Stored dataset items
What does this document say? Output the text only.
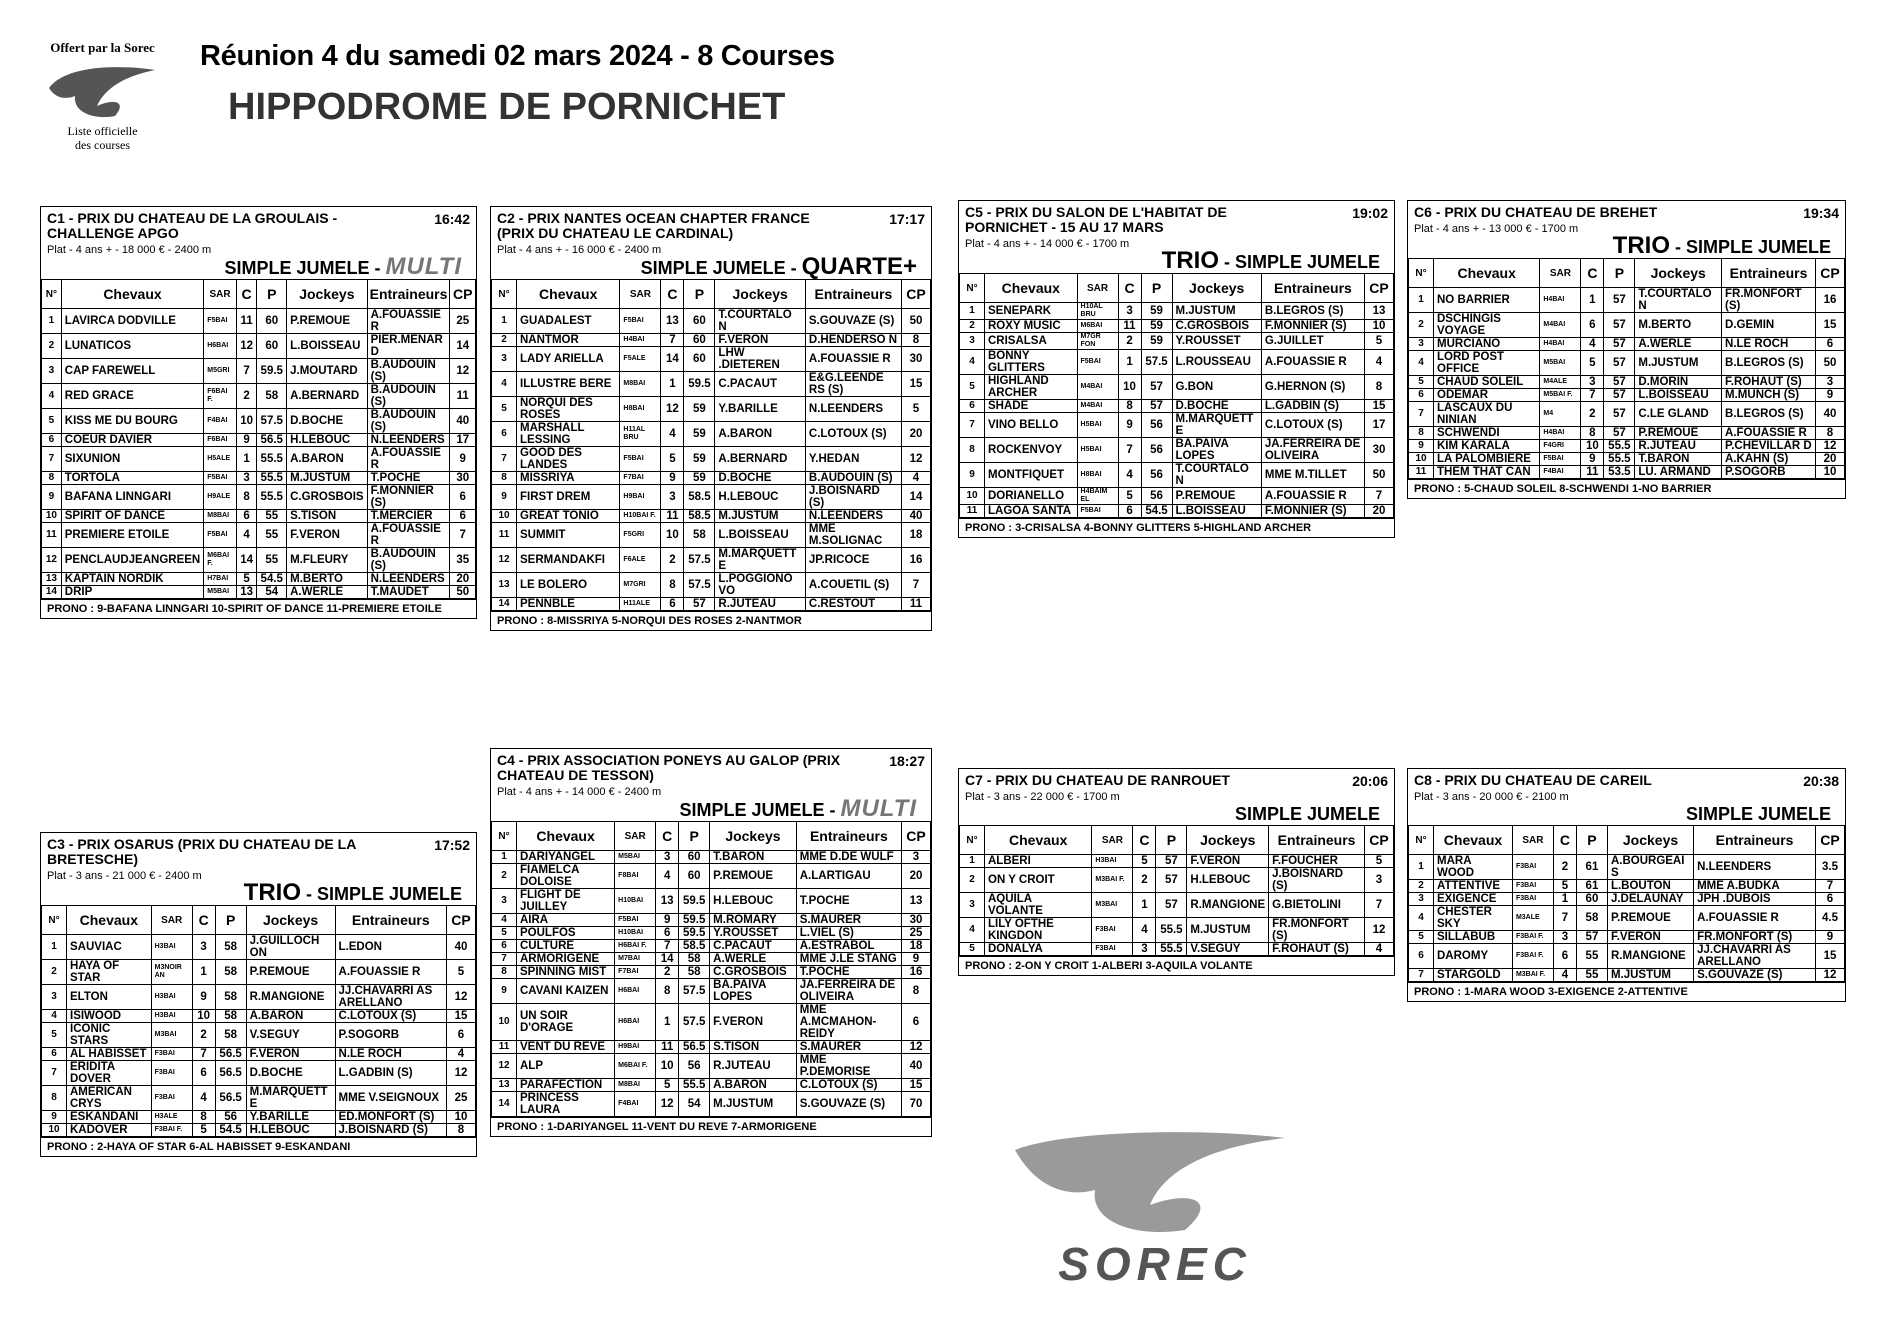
Offert par la Sorec
Liste officielle
des courses
Réunion 4 du samedi 02 mars 2024 - 8 Courses
HIPPODROME DE PORNICHET
C1 - PRIX DU CHATEAU DE LA GROULAIS - CHALLENGE APGO
16:42
Plat - 4 ans + - 18 000 € - 2400 m
SIMPLE JUMELE - MULTI
N°	Chevaux	SAR	C	P	Jockeys	Entraineurs	CP
1	LAVIRCA DODVILLE	F5BAI	11	60	P.REMOUE	A.FOUASSIE R	25
2	LUNATICOS	H6BAI	12	60	L.BOISSEAU	PIER.MENAR D	14
3	CAP FAREWELL	M5GRI	7	59.5	J.MOUTARD	B.AUDOUIN (S)	12
4	RED GRACE	F6BAI F.	2	58	A.BERNARD	B.AUDOUIN (S)	11
5	KISS ME DU BOURG	F4BAI	10	57.5	D.BOCHE	B.AUDOUIN (S)	40
6	COEUR DAVIER	F6BAI	9	56.5	H.LEBOUC	N.LEENDERS	17
7	SIXUNION	H5ALE	1	55.5	A.BARON	A.FOUASSIE R	9
8	TORTOLA	F5BAI	3	55.5	M.JUSTUM	T.POCHE	30
9	BAFANA LINNGARI	H9ALE	8	55.5	C.GROSBOIS	F.MONNIER (S)	6
10	SPIRIT OF DANCE	M8BAI	6	55	S.TISON	T.MERCIER	6
11	PREMIERE ETOILE	F5BAI	4	55	F.VERON	A.FOUASSIE R	7
12	PENCLAUDJEANGREEN	M6BAI F.	14	55	M.FLEURY	B.AUDOUIN (S)	35
13	KAPTAIN NORDIK	H7BAI	5	54.5	M.BERTO	N.LEENDERS	20
14	DRIP	M5BAI	13	54	A.WERLE	T.MAUDET	50
PRONO : 9-BAFANA LINNGARI 10-SPIRIT OF DANCE 11-PREMIERE ETOILE
C2 - PRIX NANTES OCEAN CHAPTER FRANCE (PRIX DU CHATEAU LE CARDINAL)
17:17
Plat - 4 ans + - 16 000 € - 2400 m
SIMPLE JUMELE - QUARTE+
N°	Chevaux	SAR	C	P	Jockeys	Entraineurs	CP
1	GUADALEST	F5BAI	13	60	T.COURTALO N	S.GOUVAZE (S)	50
2	NANTMOR	H4BAI	7	60	F.VERON	D.HENDERSO N	8
3	LADY ARIELLA	F5ALE	14	60	LHW .DIETEREN	A.FOUASSIE R	30
4	ILLUSTRE BERE	M8BAI	1	59.5	C.PACAUT	E&G.LEENDE RS (S)	15
5	NORQUI DES ROSES	H8BAI	12	59	Y.BARILLE	N.LEENDERS	5
6	MARSHALL LESSING	H11AL BRU	4	59	A.BARON	C.LOTOUX (S)	20
7	GOOD DES LANDES	F5BAI	5	59	A.BERNARD	Y.HEDAN	12
8	MISSRIYA	F7BAI	9	59	D.BOCHE	B.AUDOUIN (S)	4
9	FIRST DREM	H9BAI	3	58.5	H.LEBOUC	J.BOISNARD (S)	14
10	GREAT TONIO	H10BAI F.	11	58.5	M.JUSTUM	N.LEENDERS	40
11	SUMMIT	F5GRI	10	58	L.BOISSEAU	MME M.SOLIGNAC	18
12	SERMANDAKFI	F6ALE	2	57.5	M.MARQUETT E	JP.RICOCE	16
13	LE BOLERO	M7GRI	8	57.5	L.POGGIONO VO	A.COUETIL (S)	7
14	PENNBLE	H11ALE	6	57	R.JUTEAU	C.RESTOUT	11
PRONO : 8-MISSRIYA 5-NORQUI DES ROSES 2-NANTMOR
C3 - PRIX OSARUS (PRIX DU CHATEAU DE LA BRETESCHE)
17:52
Plat - 3 ans - 21 000 € - 2400 m
TRIO - SIMPLE JUMELE
N°	Chevaux	SAR	C	P	Jockeys	Entraineurs	CP
1	SAUVIAC	H3BAI	3	58	J.GUILLOCH ON	L.EDON	40
2	HAYA OF STAR	M3NOIR AN	1	58	P.REMOUE	A.FOUASSIE R	5
3	ELTON	H3BAI	9	58	R.MANGIONE	JJ.CHAVARRI AS ARELLANO	12
4	ISIWOOD	H3BAI	10	58	A.BARON	C.LOTOUX (S)	15
5	ICONIC STARS	M3BAI	2	58	V.SEGUY	P.SOGORB	6
6	AL HABISSET	F3BAI	7	56.5	F.VERON	N.LE ROCH	4
7	ERIDITA DOVER	F3BAI	6	56.5	D.BOCHE	L.GADBIN (S)	12
8	AMERICAN CRYS	F3BAI	4	56.5	M.MARQUETT E	MME V.SEIGNOUX	25
9	ESKANDANI	H3ALE	8	56	Y.BARILLE	ED.MONFORT (S)	10
10	KADOVER	F3BAI F.	5	54.5	H.LEBOUC	J.BOISNARD (S)	8
PRONO : 2-HAYA OF STAR 6-AL HABISSET 9-ESKANDANI
C4 - PRIX ASSOCIATION PONEYS AU GALOP (PRIX CHATEAU DE TESSON)
18:27
Plat - 4 ans + - 14 000 € - 2400 m
SIMPLE JUMELE - MULTI
N°	Chevaux	SAR	C	P	Jockeys	Entraineurs	CP
1	DARIYANGEL	M5BAI	3	60	T.BARON	MME D.DE WULF	3
2	FIAMELCA DOLOISE	F8BAI	4	60	P.REMOUE	A.LARTIGAU	20
3	FLIGHT DE JUILLEY	H10BAI	13	59.5	H.LEBOUC	T.POCHE	13
4	AIRA	F5BAI	9	59.5	M.ROMARY	S.MAURER	30
5	POULFOS	H10BAI	6	59.5	Y.ROUSSET	L.VIEL (S)	25
6	CULTURE	H6BAI F.	7	58.5	C.PACAUT	A.ESTRABOL	18
7	ARMORIGENE	M7BAI	14	58	A.WERLE	MME J.LE STANG	9
8	SPINNING MIST	F7BAI	2	58	C.GROSBOIS	T.POCHE	16
9	CAVANI KAIZEN	H6BAI	8	57.5	BA.PAIVA LOPES	JA.FERREIRA DE OLIVEIRA	8
10	UN SOIR D'ORAGE	H6BAI	1	57.5	F.VERON	MME A.MCMAHON-REIDY	6
11	VENT DU REVE	H9BAI	11	56.5	S.TISON	S.MAURER	12
12	ALP	M6BAI F.	10	56	R.JUTEAU	MME P.DEMORISE	40
13	PARAFECTION	M8BAI	5	55.5	A.BARON	C.LOTOUX (S)	15
14	PRINCESS LAURA	F4BAI	12	54	M.JUSTUM	S.GOUVAZE (S)	70
PRONO : 1-DARIYANGEL 11-VENT DU REVE 7-ARMORIGENE
C5 - PRIX DU SALON DE L'HABITAT DE PORNICHET - 15 AU 17 MARS
19:02
Plat - 4 ans + - 14 000 € - 1700 m
TRIO - SIMPLE JUMELE
N°	Chevaux	SAR	C	P	Jockeys	Entraineurs	CP
1	SENEPARK	H10AL BRU	3	59	M.JUSTUM	B.LEGROS (S)	13
2	ROXY MUSIC	M6BAI	11	59	C.GROSBOIS	F.MONNIER (S)	10
3	CRISALSA	M7GR FON	2	59	Y.ROUSSET	G.JUILLET	5
4	BONNY GLITTERS	F5BAI	1	57.5	L.ROUSSEAU	A.FOUASSIE R	4
5	HIGHLAND ARCHER	M4BAI	10	57	G.BON	G.HERNON (S)	8
6	SHADE	M4BAI	8	57	D.BOCHE	L.GADBIN (S)	15
7	VINO BELLO	H5BAI	9	56	M.MARQUETT E	C.LOTOUX (S)	17
8	ROCKENVOY	H5BAI	7	56	BA.PAIVA LOPES	JA.FERREIRA DE OLIVEIRA	30
9	MONTFIQUET	H8BAI	4	56	T.COURTALO N	MME M.TILLET	50
10	DORIANELLO	H4BAIM EL	5	56	P.REMOUE	A.FOUASSIE R	7
11	LAGOA SANTA	F5BAI	6	54.5	L.BOISSEAU	F.MONNIER (S)	20
PRONO : 3-CRISALSA 4-BONNY GLITTERS 5-HIGHLAND ARCHER
C6 - PRIX DU CHATEAU DE BREHET	19:34
Plat - 4 ans + - 13 000 € - 1700 m
TRIO - SIMPLE JUMELE
N°	Chevaux	SAR	C	P	Jockeys	Entraineurs	CP
1	NO BARRIER	H4BAI	1	57	T.COURTALO N	FR.MONFORT (S)	16
2	DSCHINGIS VOYAGE	M4BAI	6	57	M.BERTO	D.GEMIN	15
3	MURCIANO	H4BAI	4	57	A.WERLE	N.LE ROCH	6
4	LORD POST OFFICE	M5BAI	5	57	M.JUSTUM	B.LEGROS (S)	50
5	CHAUD SOLEIL	M4ALE	3	57	D.MORIN	F.ROHAUT (S)	3
6	ODEMAR	M5BAI F.	7	57	L.BOISSEAU	M.MUNCH (S)	9
7	LASCAUX DU NINIAN	M4	2	57	C.LE GLAND	B.LEGROS (S)	40
8	SCHWENDI	H4BAI	8	57	P.REMOUE	A.FOUASSIE R	8
9	KIM KARALA	F4GRI	10	55.5	R.JUTEAU	P.CHEVILLAR D	12
10	LA PALOMBIERE	F5BAI	9	55.5	T.BARON	A.KAHN (S)	20
11	THEM THAT CAN	F4BAI	11	53.5	LU. ARMAND	P.SOGORB	10
PRONO : 5-CHAUD SOLEIL 8-SCHWENDI 1-NO BARRIER
C7 - PRIX DU CHATEAU DE RANROUET	20:06
Plat - 3 ans - 22 000 € - 1700 m
SIMPLE JUMELE
N°	Chevaux	SAR	C	P	Jockeys	Entraineurs	CP
1	ALBERI	H3BAI	5	57	F.VERON	F.FOUCHER	5
2	ON Y CROIT	M3BAI F.	2	57	H.LEBOUC	J.BOISNARD (S)	3
3	AQUILA VOLANTE	M3BAI	1	57	R.MANGIONE	G.BIETOLINI	7
4	LILY OFTHE KINGDON	F3BAI	4	55.5	M.JUSTUM	FR.MONFORT (S)	12
5	DONALYA	F3BAI	3	55.5	V.SEGUY	F.ROHAUT (S)	4
PRONO : 2-ON Y CROIT 1-ALBERI 3-AQUILA VOLANTE
C8 - PRIX DU CHATEAU DE CAREIL	20:38
Plat - 3 ans - 20 000 € - 2100 m
SIMPLE JUMELE
N°	Chevaux	SAR	C	P	Jockeys	Entraineurs	CP
1	MARA WOOD	F3BAI	2	61	A.BOURGEAI S	N.LEENDERS	3.5
2	ATTENTIVE	F3BAI	5	61	L.BOUTON	MME A.BUDKA	7
3	EXIGENCE	F3BAI	1	60	J.DELAUNAY	JPH .DUBOIS	6
4	CHESTER SKY	M3ALE	7	58	P.REMOUE	A.FOUASSIE R	4.5
5	SILLABUB	F3BAI F.	3	57	F.VERON	FR.MONFORT (S)	9
6	DAROMY	F3BAI F.	6	55	R.MANGIONE	JJ.CHAVARRI AS ARELLANO	15
7	STARGOLD	M3BAI F.	4	55	M.JUSTUM	S.GOUVAZE (S)	12
PRONO : 1-MARA WOOD 3-EXIGENCE 2-ATTENTIVE
SOREC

▶ Request
Filter lines by "SCHWENDI" and return each hit.

▶ Result of this task
8	SCHWENDI	H4BAI	8	57	P.REMOUE	A.FOUASSIE R	8
PRONO : 5-CHAUD SOLEIL 8-SCHWENDI 1-NO BARRIER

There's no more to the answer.